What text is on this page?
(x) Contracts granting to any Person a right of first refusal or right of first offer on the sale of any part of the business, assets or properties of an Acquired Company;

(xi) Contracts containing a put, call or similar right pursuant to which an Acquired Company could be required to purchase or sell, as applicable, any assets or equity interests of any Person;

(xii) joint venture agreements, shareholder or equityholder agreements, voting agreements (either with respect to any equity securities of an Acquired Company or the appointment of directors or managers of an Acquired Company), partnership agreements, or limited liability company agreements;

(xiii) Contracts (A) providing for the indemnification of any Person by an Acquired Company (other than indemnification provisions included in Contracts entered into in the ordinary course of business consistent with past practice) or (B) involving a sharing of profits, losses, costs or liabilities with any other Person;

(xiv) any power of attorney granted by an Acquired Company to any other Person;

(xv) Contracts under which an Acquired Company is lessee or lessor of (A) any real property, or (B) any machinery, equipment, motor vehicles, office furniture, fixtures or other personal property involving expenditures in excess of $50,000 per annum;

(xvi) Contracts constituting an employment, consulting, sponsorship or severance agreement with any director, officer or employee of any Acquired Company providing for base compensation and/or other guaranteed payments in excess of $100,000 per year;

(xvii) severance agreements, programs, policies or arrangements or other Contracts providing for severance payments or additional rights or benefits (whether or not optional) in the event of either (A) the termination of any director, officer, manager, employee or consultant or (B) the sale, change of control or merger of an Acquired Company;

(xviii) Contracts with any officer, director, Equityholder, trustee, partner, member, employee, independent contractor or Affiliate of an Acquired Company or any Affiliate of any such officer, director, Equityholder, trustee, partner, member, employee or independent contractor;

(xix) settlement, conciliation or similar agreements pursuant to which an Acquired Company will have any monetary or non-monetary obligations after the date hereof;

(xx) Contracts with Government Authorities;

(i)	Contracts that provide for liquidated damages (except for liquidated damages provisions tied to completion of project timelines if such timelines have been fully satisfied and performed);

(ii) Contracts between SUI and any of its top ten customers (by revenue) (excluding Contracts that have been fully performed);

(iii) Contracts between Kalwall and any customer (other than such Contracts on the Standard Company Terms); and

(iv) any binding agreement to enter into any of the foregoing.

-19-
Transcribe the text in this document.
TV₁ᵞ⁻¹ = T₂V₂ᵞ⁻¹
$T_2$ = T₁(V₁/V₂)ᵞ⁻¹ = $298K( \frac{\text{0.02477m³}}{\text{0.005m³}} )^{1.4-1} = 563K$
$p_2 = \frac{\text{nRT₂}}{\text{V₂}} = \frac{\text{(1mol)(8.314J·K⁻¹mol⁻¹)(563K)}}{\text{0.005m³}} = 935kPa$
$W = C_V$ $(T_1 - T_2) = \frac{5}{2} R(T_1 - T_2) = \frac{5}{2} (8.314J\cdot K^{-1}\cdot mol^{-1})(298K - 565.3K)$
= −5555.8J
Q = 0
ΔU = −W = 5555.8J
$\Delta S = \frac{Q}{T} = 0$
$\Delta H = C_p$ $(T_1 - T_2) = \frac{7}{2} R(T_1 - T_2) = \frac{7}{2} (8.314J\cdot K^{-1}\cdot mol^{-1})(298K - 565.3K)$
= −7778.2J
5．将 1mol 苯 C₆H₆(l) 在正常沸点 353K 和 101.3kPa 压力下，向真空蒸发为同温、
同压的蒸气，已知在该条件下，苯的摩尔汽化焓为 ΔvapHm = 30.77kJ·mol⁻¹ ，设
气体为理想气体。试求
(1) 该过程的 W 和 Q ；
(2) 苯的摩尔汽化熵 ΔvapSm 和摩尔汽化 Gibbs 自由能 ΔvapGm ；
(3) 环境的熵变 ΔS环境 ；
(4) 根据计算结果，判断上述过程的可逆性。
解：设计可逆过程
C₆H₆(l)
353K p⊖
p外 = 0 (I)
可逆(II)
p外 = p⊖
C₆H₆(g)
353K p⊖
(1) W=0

==================================================

EXERCISE OBJECTIVE: Write out every line of the material again, exactly as it reads.

IN RESPONSE:
What text is on this page?
(x) Contracts granting to any Person a right of first refusal or right of first offer on the sale of any part of the business, assets or properties of an Acquired Company;

(xi) Contracts containing a put, call or similar right pursuant to which an Acquired Company could be required to purchase or sell, as applicable, any assets or equity interests of any Person;

(xii) joint venture agreements, shareholder or equityholder agreements, voting agreements (either with respect to any equity securities of an Acquired Company or the appointment of directors or managers of an Acquired Company), partnership agreements, or limited liability company agreements;

(xiii) Contracts (A) providing for the indemnification of any Person by an Acquired Company (other than indemnification provisions included in Contracts entered into in the ordinary course of business consistent with past practice) or (B) involving a sharing of profits, losses, costs or liabilities with any other Person;

(xiv) any power of attorney granted by an Acquired Company to any other Person;

(xv) Contracts under which an Acquired Company is lessee or lessor of (A) any real property, or (B) any machinery, equipment, motor vehicles, office furniture, fixtures or other personal property involving expenditures in excess of $50,000 per annum;

(xvi) Contracts constituting an employment, consulting, sponsorship or severance agreement with any director, officer or employee of any Acquired Company providing for base compensation and/or other guaranteed payments in excess of $100,000 per year;

(xvii) severance agreements, programs, policies or arrangements or other Contracts providing for severance payments or additional rights or benefits (whether or not optional) in the event of either (A) the termination of any director, officer, manager, employee or consultant or (B) the sale, change of control or merger of an Acquired Company;

(xviii) Contracts with any officer, director, Equityholder, trustee, partner, member, employee, independent contractor or Affiliate of an Acquired Company or any Affiliate of any such officer, director, Equityholder, trustee, partner, member, employee or independent contractor;

(xix) settlement, conciliation or similar agreements pursuant to which an Acquired Company will have any monetary or non-monetary obligations after the date hereof;

(xx) Contracts with Government Authorities;

(i)	Contracts that provide for liquidated damages (except for liquidated damages provisions tied to completion of project timelines if such timelines have been fully satisfied and performed);

(ii) Contracts between SUI and any of its top ten customers (by revenue) (excluding Contracts that have been fully performed);

(iii) Contracts between Kalwall and any customer (other than such Contracts on the Standard Company Terms); and

(iv) any binding agreement to enter into any of the foregoing.

-19-
Transcribe the text in this document.
TV₁ᵞ⁻¹ = T₂V₂ᵞ⁻¹
$T_2$ = T₁(V₁/V₂)ᵞ⁻¹ = $298K( \frac{\text{0.02477m³}}{\text{0.005m³}} )^{1.4-1} = 563K$
$p_2 = \frac{\text{nRT₂}}{\text{V₂}} = \frac{\text{(1mol)(8.314J·K⁻¹mol⁻¹)(563K)}}{\text{0.005m³}} = 935kPa$
$W = C_V$ $(T_1 - T_2) = \frac{5}{2} R(T_1 - T_2) = \frac{5}{2} (8.314J\cdot K^{-1}\cdot mol^{-1})(298K - 565.3K)$
= −5555.8J
Q = 0
ΔU = −W = 5555.8J
$\Delta S = \frac{Q}{T} = 0$
$\Delta H = C_p$ $(T_1 - T_2) = \frac{7}{2} R(T_1 - T_2) = \frac{7}{2} (8.314J\cdot K^{-1}\cdot mol^{-1})(298K - 565.3K)$
= −7778.2J
5．将 1mol 苯 C₆H₆(l) 在正常沸点 353K 和 101.3kPa 压力下，向真空蒸发为同温、
同压的蒸气，已知在该条件下，苯的摩尔汽化焓为 ΔvapHm = 30.77kJ·mol⁻¹ ，设
气体为理想气体。试求
(1) 该过程的 W 和 Q ；
(2) 苯的摩尔汽化熵 ΔvapSm 和摩尔汽化 Gibbs 自由能 ΔvapGm ；
(3) 环境的熵变 ΔS环境 ；
(4) 根据计算结果，判断上述过程的可逆性。
解：设计可逆过程
C₆H₆(l)
353K p⊖
p外 = 0 (I)
可逆(II)
p外 = p⊖
C₆H₆(g)
353K p⊖
(1) W=0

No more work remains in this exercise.